■ TASK TO CARRY OUT: Please quote the lines below word for word, from the line with "weather-details: Saturday 16:21, overcast" up to and including the line with "city-name: Johannesburg [148, 364, 674, 452]".

■ DATA TO USE:
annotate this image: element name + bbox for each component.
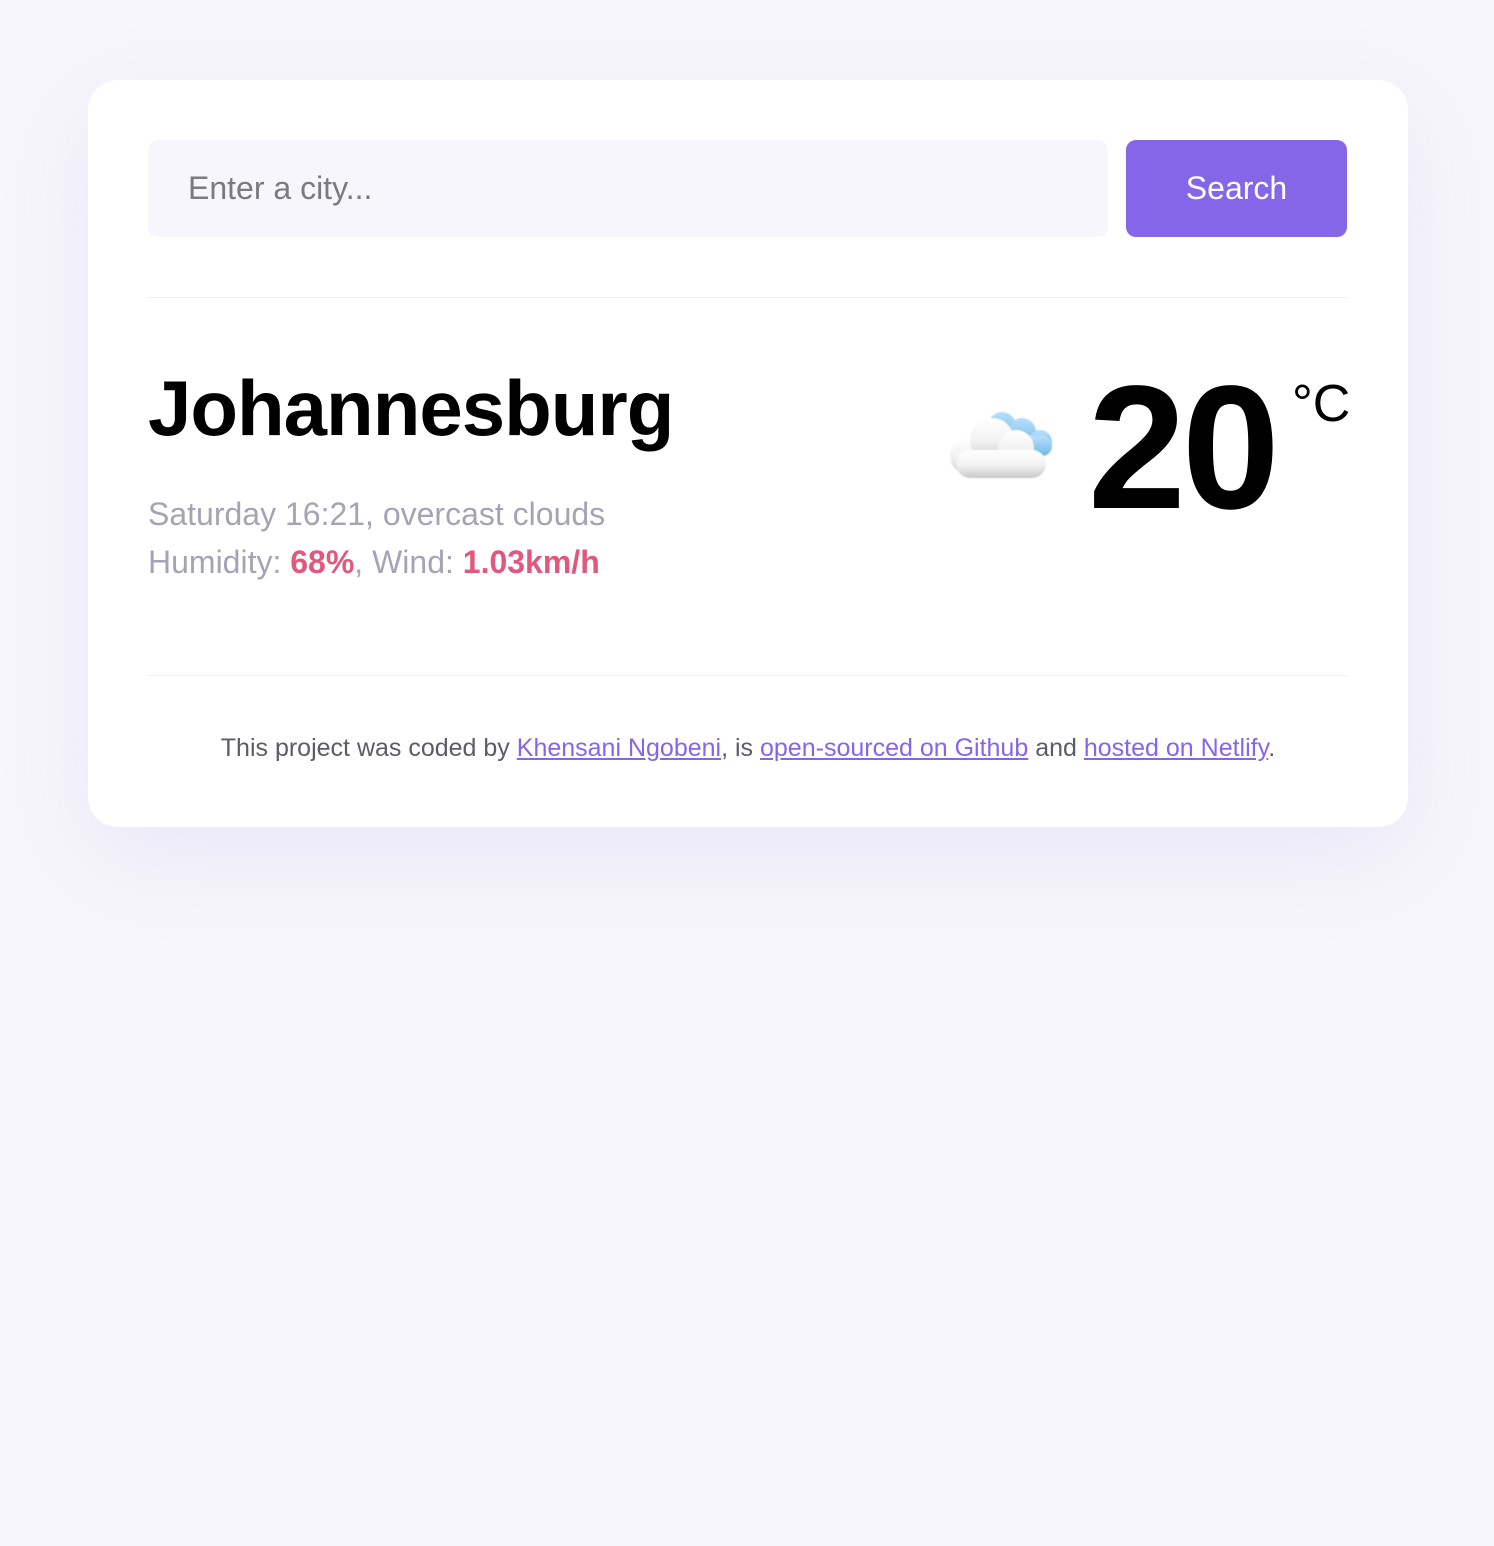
weather-details: Saturday 16:21, overcast clouds Humidity… [148, 490, 605, 586]
author-link[interactable]: Khensani Ngobeni [517, 734, 721, 762]
humidity-label: Humidity: [148, 544, 282, 580]
temperature-unit: °C [1292, 375, 1351, 433]
city-search-input[interactable] [148, 140, 1108, 237]
search-form: Search [148, 140, 1347, 237]
footer-suffix: . [1268, 734, 1276, 762]
search-button[interactable]: Search [1126, 140, 1347, 237]
humidity-value: 68% [290, 544, 355, 580]
humidity-wind-line: Humidity: 68%, Wind: 1.03km/h [148, 544, 600, 580]
cloud-icon [950, 412, 1052, 478]
weather-card: Search Johannesburg Saturday 16:21, over… [88, 80, 1408, 827]
date-description-line: Saturday 16:21, overcast clouds [148, 496, 606, 532]
wind-label: Wind: [372, 544, 454, 580]
footer-mid-1: , is [721, 734, 754, 762]
footer-mid-2: and [1035, 734, 1077, 762]
weather-description: overcast clouds [382, 496, 606, 532]
footer: This project was coded by Khensani Ngobe… [88, 734, 1408, 763]
github-link[interactable]: open-sourced on Github [760, 734, 1028, 762]
day-time: Saturday 16:21 [148, 496, 366, 532]
netlify-link[interactable]: hosted on Netlify [1084, 734, 1268, 762]
footer-prefix: This project was coded by [220, 734, 510, 762]
city-name: Johannesburg [148, 364, 674, 452]
temperature-value: 20 [1088, 350, 1280, 546]
bottom-divider [148, 675, 1347, 676]
wind-value: 1.03km/h [462, 544, 600, 580]
top-divider [148, 297, 1347, 298]
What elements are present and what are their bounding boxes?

■ EXERCISE RESPONSE:
weather-details: Saturday 16:21, overcast clouds Humidity… [148, 490, 605, 586]
author-link[interactable]: Khensani Ngobeni [517, 734, 721, 762]
humidity-label: Humidity: [148, 544, 282, 580]
temperature-unit: °C [1292, 375, 1351, 433]
city-search-input[interactable] [148, 140, 1108, 237]
search-form: Search [148, 140, 1347, 237]
footer-suffix: . [1268, 734, 1276, 762]
search-button[interactable]: Search [1126, 140, 1347, 237]
humidity-value: 68% [290, 544, 355, 580]
humidity-wind-line: Humidity: 68%, Wind: 1.03km/h [148, 544, 600, 580]
cloud-icon [950, 412, 1052, 478]
weather-card: Search Johannesburg Saturday 16:21, over… [88, 80, 1408, 827]
date-description-line: Saturday 16:21, overcast clouds [148, 496, 606, 532]
wind-label: Wind: [372, 544, 454, 580]
footer-mid-1: , is [721, 734, 754, 762]
footer-mid-2: and [1035, 734, 1077, 762]
weather-description: overcast clouds [382, 496, 606, 532]
footer: This project was coded by Khensani Ngobe… [88, 734, 1408, 763]
github-link[interactable]: open-sourced on Github [760, 734, 1028, 762]
day-time: Saturday 16:21 [148, 496, 366, 532]
netlify-link[interactable]: hosted on Netlify [1084, 734, 1268, 762]
footer-prefix: This project was coded by [220, 734, 510, 762]
city-name: Johannesburg [148, 364, 674, 452]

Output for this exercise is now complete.